═══ Entries provided

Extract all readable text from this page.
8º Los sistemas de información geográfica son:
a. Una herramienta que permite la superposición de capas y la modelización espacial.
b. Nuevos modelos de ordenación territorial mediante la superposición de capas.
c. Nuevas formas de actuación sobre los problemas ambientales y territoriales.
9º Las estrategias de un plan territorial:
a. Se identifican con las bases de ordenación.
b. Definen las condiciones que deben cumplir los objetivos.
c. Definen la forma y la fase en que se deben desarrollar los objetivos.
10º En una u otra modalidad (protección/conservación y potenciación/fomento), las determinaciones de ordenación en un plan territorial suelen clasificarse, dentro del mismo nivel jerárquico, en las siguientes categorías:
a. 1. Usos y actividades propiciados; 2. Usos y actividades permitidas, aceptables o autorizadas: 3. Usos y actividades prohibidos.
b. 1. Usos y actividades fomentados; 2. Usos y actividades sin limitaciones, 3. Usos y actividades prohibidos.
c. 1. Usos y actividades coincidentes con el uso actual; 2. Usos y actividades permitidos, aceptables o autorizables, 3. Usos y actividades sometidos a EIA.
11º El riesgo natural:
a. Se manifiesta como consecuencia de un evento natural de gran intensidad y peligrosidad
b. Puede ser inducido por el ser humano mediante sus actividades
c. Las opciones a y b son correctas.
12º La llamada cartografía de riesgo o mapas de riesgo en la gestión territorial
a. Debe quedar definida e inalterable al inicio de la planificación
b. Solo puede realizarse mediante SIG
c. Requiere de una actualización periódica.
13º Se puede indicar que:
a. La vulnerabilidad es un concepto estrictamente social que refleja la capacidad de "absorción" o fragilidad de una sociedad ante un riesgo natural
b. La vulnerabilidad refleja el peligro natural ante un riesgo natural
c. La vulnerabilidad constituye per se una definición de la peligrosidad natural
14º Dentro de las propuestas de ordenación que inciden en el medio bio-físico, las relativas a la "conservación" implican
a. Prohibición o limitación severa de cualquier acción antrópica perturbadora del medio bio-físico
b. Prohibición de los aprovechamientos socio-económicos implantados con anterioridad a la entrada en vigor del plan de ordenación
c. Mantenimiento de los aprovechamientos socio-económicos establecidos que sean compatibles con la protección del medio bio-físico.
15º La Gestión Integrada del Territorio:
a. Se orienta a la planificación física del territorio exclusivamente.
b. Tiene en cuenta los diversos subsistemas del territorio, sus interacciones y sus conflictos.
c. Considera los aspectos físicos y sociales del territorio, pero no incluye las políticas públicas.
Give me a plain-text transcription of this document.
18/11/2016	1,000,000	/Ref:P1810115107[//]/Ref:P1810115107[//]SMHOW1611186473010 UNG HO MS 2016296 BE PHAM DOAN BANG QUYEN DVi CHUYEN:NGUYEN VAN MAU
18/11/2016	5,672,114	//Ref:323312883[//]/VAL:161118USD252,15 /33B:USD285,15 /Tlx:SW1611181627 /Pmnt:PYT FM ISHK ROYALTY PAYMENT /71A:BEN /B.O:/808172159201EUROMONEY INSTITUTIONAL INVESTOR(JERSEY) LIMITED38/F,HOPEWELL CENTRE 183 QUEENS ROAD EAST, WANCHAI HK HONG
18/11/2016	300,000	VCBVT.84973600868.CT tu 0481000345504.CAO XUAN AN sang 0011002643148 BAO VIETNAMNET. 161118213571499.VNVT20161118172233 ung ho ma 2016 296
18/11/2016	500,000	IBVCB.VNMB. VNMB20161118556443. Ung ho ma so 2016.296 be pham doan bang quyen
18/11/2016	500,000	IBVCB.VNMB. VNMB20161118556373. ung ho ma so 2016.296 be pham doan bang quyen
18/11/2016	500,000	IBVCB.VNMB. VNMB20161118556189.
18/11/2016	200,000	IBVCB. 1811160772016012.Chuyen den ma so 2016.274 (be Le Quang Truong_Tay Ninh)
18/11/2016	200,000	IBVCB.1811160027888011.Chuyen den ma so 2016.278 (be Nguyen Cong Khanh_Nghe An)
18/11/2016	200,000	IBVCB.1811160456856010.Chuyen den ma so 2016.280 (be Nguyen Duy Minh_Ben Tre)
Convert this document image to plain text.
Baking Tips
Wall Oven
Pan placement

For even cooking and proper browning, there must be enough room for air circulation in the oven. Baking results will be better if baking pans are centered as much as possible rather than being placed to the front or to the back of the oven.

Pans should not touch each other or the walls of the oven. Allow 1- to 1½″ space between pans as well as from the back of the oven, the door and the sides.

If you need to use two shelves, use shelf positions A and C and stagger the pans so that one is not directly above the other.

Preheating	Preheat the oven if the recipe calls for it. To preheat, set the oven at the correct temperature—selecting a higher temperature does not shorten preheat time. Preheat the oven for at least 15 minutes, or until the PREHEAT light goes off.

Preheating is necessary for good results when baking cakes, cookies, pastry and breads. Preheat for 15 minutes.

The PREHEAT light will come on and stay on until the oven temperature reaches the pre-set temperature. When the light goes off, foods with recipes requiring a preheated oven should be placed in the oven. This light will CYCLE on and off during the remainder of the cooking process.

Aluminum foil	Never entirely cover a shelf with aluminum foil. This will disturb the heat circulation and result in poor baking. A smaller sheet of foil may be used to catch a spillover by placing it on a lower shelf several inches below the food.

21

══════

Work instructions: Can you restate every record above word for word?

Completed task:
Extract all readable text from this page.
8º Los sistemas de información geográfica son:
a. Una herramienta que permite la superposición de capas y la modelización espacial.
b. Nuevos modelos de ordenación territorial mediante la superposición de capas.
c. Nuevas formas de actuación sobre los problemas ambientales y territoriales.
9º Las estrategias de un plan territorial:
a. Se identifican con las bases de ordenación.
b. Definen las condiciones que deben cumplir los objetivos.
c. Definen la forma y la fase en que se deben desarrollar los objetivos.
10º En una u otra modalidad (protección/conservación y potenciación/fomento), las determinaciones de ordenación en un plan territorial suelen clasificarse, dentro del mismo nivel jerárquico, en las siguientes categorías:
a. 1. Usos y actividades propiciados; 2. Usos y actividades permitidas, aceptables o autorizadas: 3. Usos y actividades prohibidos.
b. 1. Usos y actividades fomentados; 2. Usos y actividades sin limitaciones, 3. Usos y actividades prohibidos.
c. 1. Usos y actividades coincidentes con el uso actual; 2. Usos y actividades permitidos, aceptables o autorizables, 3. Usos y actividades sometidos a EIA.
11º El riesgo natural:
a. Se manifiesta como consecuencia de un evento natural de gran intensidad y peligrosidad
b. Puede ser inducido por el ser humano mediante sus actividades
c. Las opciones a y b son correctas.
12º La llamada cartografía de riesgo o mapas de riesgo en la gestión territorial
a. Debe quedar definida e inalterable al inicio de la planificación
b. Solo puede realizarse mediante SIG
c. Requiere de una actualización periódica.
13º Se puede indicar que:
a. La vulnerabilidad es un concepto estrictamente social que refleja la capacidad de "absorción" o fragilidad de una sociedad ante un riesgo natural
b. La vulnerabilidad refleja el peligro natural ante un riesgo natural
c. La vulnerabilidad constituye per se una definición de la peligrosidad natural
14º Dentro de las propuestas de ordenación que inciden en el medio bio-físico, las relativas a la "conservación" implican
a. Prohibición o limitación severa de cualquier acción antrópica perturbadora del medio bio-físico
b. Prohibición de los aprovechamientos socio-económicos implantados con anterioridad a la entrada en vigor del plan de ordenación
c. Mantenimiento de los aprovechamientos socio-económicos establecidos que sean compatibles con la protección del medio bio-físico.
15º La Gestión Integrada del Territorio:
a. Se orienta a la planificación física del territorio exclusivamente.
b. Tiene en cuenta los diversos subsistemas del territorio, sus interacciones y sus conflictos.
c. Considera los aspectos físicos y sociales del territorio, pero no incluye las políticas públicas.
Give me a plain-text transcription of this document.
18/11/2016	1,000,000	/Ref:P1810115107[//]/Ref:P1810115107[//]SMHOW1611186473010 UNG HO MS 2016296 BE PHAM DOAN BANG QUYEN DVi CHUYEN:NGUYEN VAN MAU
18/11/2016	5,672,114	//Ref:323312883[//]/VAL:161118USD252,15 /33B:USD285,15 /Tlx:SW1611181627 /Pmnt:PYT FM ISHK ROYALTY PAYMENT /71A:BEN /B.O:/808172159201EUROMONEY INSTITUTIONAL INVESTOR(JERSEY) LIMITED38/F,HOPEWELL CENTRE 183 QUEENS ROAD EAST, WANCHAI HK HONG
18/11/2016	300,000	VCBVT.84973600868.CT tu 0481000345504.CAO XUAN AN sang 0011002643148 BAO VIETNAMNET. 161118213571499.VNVT20161118172233 ung ho ma 2016 296
18/11/2016	500,000	IBVCB.VNMB. VNMB20161118556443. Ung ho ma so 2016.296 be pham doan bang quyen
18/11/2016	500,000	IBVCB.VNMB. VNMB20161118556373. ung ho ma so 2016.296 be pham doan bang quyen
18/11/2016	500,000	IBVCB.VNMB. VNMB20161118556189.
18/11/2016	200,000	IBVCB. 1811160772016012.Chuyen den ma so 2016.274 (be Le Quang Truong_Tay Ninh)
18/11/2016	200,000	IBVCB.1811160027888011.Chuyen den ma so 2016.278 (be Nguyen Cong Khanh_Nghe An)
18/11/2016	200,000	IBVCB.1811160456856010.Chuyen den ma so 2016.280 (be Nguyen Duy Minh_Ben Tre)
Convert this document image to plain text.
Baking Tips
Wall Oven
Pan placement

For even cooking and proper browning, there must be enough room for air circulation in the oven. Baking results will be better if baking pans are centered as much as possible rather than being placed to the front or to the back of the oven.

Pans should not touch each other or the walls of the oven. Allow 1- to 1½″ space between pans as well as from the back of the oven, the door and the sides.

If you need to use two shelves, use shelf positions A and C and stagger the pans so that one is not directly above the other.

Preheating	Preheat the oven if the recipe calls for it. To preheat, set the oven at the correct temperature—selecting a higher temperature does not shorten preheat time. Preheat the oven for at least 15 minutes, or until the PREHEAT light goes off.

Preheating is necessary for good results when baking cakes, cookies, pastry and breads. Preheat for 15 minutes.

The PREHEAT light will come on and stay on until the oven temperature reaches the pre-set temperature. When the light goes off, foods with recipes requiring a preheated oven should be placed in the oven. This light will CYCLE on and off during the remainder of the cooking process.

Aluminum foil	Never entirely cover a shelf with aluminum foil. This will disturb the heat circulation and result in poor baking. A smaller sheet of foil may be used to catch a spillover by placing it on a lower shelf several inches below the food.

21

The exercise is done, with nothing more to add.